### Material provided ###
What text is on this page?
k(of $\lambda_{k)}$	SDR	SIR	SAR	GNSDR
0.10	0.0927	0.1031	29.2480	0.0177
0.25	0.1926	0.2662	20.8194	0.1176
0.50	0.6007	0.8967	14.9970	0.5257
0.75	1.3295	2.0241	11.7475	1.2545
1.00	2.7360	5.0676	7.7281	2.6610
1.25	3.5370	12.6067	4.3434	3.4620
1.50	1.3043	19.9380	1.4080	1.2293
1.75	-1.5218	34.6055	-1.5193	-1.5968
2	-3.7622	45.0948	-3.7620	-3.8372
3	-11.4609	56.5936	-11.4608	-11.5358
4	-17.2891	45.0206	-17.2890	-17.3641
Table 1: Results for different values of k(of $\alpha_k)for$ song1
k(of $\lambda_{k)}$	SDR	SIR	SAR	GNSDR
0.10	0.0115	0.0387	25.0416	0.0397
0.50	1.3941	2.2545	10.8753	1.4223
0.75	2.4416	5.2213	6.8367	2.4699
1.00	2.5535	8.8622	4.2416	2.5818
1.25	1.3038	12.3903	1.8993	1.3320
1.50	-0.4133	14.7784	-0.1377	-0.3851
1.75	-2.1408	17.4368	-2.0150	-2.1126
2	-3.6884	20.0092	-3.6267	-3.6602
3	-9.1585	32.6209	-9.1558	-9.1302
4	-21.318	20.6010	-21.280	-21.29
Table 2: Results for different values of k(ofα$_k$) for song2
###
## Exercise details
Take the records above and return them exactly as written.

## Solution below
What text is on this page?
k(of $\lambda_{k)}$	SDR	SIR	SAR	GNSDR
0.10	0.0927	0.1031	29.2480	0.0177
0.25	0.1926	0.2662	20.8194	0.1176
0.50	0.6007	0.8967	14.9970	0.5257
0.75	1.3295	2.0241	11.7475	1.2545
1.00	2.7360	5.0676	7.7281	2.6610
1.25	3.5370	12.6067	4.3434	3.4620
1.50	1.3043	19.9380	1.4080	1.2293
1.75	-1.5218	34.6055	-1.5193	-1.5968
2	-3.7622	45.0948	-3.7620	-3.8372
3	-11.4609	56.5936	-11.4608	-11.5358
4	-17.2891	45.0206	-17.2890	-17.3641
Table 1: Results for different values of k(of $\alpha_k)for$ song1
k(of $\lambda_{k)}$	SDR	SIR	SAR	GNSDR
0.10	0.0115	0.0387	25.0416	0.0397
0.50	1.3941	2.2545	10.8753	1.4223
0.75	2.4416	5.2213	6.8367	2.4699
1.00	2.5535	8.8622	4.2416	2.5818
1.25	1.3038	12.3903	1.8993	1.3320
1.50	-0.4133	14.7784	-0.1377	-0.3851
1.75	-2.1408	17.4368	-2.0150	-2.1126
2	-3.6884	20.0092	-3.6267	-3.6602
3	-9.1585	32.6209	-9.1558	-9.1302
4	-21.318	20.6010	-21.280	-21.29
Table 2: Results for different values of k(ofα$_k$) for song2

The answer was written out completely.